[Data entries]

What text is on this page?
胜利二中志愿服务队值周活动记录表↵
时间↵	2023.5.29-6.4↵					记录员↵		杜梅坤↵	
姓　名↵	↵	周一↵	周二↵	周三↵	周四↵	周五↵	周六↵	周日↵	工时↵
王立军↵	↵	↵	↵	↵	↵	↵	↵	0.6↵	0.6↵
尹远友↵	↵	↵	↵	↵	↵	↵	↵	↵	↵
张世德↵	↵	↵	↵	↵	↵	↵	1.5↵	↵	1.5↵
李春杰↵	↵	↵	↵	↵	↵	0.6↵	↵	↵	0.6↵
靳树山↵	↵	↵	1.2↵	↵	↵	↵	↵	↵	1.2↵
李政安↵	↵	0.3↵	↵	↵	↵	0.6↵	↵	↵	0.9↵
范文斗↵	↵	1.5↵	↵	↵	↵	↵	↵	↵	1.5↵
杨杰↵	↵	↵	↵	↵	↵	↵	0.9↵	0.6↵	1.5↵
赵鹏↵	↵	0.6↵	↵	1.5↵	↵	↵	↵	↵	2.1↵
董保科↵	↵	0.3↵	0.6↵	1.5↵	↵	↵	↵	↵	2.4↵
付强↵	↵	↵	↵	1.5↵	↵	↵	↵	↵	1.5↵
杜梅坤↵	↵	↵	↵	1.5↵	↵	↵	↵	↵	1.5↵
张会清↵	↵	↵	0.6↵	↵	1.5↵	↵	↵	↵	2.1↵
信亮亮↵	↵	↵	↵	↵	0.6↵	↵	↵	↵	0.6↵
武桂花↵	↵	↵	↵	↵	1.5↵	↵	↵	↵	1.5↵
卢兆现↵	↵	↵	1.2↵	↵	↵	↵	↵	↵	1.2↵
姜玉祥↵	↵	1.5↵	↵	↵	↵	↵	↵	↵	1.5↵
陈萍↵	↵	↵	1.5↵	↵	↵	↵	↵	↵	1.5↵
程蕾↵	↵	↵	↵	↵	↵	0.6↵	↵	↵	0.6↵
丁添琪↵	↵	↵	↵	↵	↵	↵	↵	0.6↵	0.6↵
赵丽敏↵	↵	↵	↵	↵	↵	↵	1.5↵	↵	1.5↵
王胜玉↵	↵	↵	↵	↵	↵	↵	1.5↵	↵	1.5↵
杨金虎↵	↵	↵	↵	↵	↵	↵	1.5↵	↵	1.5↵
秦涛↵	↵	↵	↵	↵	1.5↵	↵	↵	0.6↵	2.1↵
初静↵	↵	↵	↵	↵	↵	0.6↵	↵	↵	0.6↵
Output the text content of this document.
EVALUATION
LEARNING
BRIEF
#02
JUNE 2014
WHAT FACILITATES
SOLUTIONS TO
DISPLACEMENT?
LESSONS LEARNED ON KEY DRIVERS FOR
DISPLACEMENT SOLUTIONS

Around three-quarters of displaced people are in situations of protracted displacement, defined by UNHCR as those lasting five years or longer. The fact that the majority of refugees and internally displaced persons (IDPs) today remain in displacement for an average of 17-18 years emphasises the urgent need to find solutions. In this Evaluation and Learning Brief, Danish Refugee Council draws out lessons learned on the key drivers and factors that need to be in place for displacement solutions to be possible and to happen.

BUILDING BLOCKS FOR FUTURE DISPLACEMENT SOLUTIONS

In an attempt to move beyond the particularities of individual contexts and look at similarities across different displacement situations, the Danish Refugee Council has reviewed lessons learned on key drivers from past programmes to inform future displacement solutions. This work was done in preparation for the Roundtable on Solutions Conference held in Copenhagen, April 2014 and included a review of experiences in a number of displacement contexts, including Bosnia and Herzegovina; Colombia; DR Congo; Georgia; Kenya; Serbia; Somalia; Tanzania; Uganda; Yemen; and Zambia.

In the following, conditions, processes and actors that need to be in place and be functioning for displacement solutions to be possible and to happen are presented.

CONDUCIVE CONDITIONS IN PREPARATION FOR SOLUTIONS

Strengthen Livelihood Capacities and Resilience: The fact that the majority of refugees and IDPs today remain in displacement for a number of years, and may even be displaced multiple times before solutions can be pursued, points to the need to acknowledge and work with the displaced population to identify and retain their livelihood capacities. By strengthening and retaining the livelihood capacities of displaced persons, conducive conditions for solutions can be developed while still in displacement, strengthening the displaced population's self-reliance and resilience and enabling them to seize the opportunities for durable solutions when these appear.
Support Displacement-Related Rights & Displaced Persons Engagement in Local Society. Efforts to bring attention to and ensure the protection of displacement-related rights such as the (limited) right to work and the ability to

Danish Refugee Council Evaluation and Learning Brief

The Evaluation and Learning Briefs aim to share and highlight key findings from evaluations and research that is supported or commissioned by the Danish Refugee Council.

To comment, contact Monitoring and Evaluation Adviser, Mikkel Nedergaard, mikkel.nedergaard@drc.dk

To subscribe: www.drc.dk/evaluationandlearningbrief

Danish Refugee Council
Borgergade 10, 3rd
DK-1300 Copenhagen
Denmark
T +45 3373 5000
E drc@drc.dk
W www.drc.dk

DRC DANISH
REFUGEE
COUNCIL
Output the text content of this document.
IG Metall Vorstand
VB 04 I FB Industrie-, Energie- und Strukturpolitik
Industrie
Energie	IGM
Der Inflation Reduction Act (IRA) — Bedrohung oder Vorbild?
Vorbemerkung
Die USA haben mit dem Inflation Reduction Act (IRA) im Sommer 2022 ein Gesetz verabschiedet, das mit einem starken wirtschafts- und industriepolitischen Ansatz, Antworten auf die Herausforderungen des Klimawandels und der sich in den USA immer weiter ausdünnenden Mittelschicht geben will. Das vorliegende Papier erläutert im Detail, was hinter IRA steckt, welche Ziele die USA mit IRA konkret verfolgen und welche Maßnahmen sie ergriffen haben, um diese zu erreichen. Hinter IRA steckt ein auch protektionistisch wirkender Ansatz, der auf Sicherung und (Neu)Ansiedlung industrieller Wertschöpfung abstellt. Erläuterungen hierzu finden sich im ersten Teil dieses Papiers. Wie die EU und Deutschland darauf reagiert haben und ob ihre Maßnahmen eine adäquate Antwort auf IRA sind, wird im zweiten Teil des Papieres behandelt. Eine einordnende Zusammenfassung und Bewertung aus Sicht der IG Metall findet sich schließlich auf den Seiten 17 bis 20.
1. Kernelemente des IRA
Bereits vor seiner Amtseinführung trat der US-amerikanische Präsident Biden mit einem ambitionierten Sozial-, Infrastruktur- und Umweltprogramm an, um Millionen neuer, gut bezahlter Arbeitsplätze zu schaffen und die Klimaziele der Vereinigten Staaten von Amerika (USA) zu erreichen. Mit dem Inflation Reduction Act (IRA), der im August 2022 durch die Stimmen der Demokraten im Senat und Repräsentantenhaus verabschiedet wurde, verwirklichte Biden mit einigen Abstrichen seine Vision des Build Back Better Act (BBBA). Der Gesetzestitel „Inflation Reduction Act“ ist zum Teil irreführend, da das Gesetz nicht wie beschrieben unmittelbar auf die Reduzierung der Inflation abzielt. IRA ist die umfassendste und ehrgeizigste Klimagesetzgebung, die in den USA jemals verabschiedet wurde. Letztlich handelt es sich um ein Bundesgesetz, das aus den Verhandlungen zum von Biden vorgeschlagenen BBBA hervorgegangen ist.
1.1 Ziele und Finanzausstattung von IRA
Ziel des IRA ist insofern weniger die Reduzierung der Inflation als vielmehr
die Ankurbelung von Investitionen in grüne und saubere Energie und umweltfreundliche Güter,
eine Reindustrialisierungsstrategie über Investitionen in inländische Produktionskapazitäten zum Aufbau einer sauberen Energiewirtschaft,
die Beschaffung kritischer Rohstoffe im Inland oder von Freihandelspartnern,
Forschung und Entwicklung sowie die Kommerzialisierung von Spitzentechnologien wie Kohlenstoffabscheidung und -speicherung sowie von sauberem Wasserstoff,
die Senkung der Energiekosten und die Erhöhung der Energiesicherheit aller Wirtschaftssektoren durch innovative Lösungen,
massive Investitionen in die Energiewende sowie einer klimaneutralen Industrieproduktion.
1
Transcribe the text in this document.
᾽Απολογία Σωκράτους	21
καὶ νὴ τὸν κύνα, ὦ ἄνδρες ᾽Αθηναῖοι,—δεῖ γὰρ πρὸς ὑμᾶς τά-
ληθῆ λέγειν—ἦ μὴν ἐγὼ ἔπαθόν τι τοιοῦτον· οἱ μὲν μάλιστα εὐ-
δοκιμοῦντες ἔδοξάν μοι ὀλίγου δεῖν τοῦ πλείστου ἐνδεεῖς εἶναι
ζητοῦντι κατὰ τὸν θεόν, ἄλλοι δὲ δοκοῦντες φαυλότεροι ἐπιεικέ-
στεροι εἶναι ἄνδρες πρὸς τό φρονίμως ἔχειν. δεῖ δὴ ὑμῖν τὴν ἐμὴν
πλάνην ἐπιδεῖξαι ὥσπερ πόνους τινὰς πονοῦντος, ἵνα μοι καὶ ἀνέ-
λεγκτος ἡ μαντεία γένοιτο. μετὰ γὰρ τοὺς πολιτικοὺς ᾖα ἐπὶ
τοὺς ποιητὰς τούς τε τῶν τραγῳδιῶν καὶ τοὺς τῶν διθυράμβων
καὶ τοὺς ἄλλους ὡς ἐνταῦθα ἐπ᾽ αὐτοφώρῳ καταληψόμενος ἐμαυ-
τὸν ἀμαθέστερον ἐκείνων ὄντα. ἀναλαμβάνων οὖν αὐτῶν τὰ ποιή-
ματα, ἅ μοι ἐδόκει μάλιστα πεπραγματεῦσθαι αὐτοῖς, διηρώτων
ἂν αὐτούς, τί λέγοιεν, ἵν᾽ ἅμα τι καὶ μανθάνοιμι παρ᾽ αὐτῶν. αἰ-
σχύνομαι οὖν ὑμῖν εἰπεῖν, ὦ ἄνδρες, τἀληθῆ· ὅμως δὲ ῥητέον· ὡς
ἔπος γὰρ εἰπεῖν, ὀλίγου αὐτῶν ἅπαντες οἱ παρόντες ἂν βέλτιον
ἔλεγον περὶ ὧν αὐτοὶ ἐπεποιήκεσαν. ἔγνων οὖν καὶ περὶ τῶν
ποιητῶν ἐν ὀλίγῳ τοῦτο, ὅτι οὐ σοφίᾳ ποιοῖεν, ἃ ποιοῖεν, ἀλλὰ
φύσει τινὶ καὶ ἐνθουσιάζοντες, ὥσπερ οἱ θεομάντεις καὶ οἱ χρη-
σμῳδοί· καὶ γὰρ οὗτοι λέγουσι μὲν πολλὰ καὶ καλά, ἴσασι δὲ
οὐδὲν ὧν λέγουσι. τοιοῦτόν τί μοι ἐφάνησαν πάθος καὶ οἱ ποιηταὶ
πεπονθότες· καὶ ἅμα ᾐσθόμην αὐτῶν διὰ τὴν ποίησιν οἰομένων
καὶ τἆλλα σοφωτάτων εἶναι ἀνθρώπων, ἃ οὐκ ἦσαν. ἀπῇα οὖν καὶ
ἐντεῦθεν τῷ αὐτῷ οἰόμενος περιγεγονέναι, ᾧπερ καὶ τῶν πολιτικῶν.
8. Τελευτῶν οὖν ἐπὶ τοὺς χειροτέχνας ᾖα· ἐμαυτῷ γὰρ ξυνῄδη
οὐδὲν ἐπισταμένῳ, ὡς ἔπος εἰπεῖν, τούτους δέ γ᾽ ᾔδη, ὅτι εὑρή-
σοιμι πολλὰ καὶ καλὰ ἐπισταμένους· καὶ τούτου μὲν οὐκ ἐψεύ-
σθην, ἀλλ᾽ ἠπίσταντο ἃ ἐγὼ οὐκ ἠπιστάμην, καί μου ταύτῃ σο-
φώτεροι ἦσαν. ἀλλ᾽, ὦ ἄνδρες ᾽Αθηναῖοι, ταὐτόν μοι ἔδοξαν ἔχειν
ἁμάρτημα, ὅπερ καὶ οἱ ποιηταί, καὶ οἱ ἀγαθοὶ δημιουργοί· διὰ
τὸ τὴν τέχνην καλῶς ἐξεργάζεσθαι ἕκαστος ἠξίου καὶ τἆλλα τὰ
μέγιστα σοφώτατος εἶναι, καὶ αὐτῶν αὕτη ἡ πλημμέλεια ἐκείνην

### Instruction
Identify and extract each line of the listing that contains "number".

### Output for this exercise
In an attempt to move beyond the particularities of individual contexts and look at similarities across different displacement situations, the Danish Refugee Council has reviewed lessons learned on key drivers from past programmes to inform future displacement solutions. This work was done in preparation for the Roundtable on Solutions Conference held in Copenhagen, April 2014 and included a review of experiences in a number of displacement contexts, including Bosnia and Herzegovina; Colombia; DR Congo; Georgia; Kenya; Serbia; Somalia; Tanzania; Uganda; Yemen; and Zambia.
Strengthen Livelihood Capacities and Resilience: The fact that the majority of refugees and IDPs today remain in displacement for a number of years, and may even be displaced multiple times before solutions can be pursued, points to the need to acknowledge and work with the displaced population to identify and retain their livelihood capacities. By strengthening and retaining the livelihood capacities of displaced persons, conducive conditions for solutions can be developed while still in displacement, strengthening the displaced population's self-reliance and resilience and enabling them to seize the opportunities for durable solutions when these appear.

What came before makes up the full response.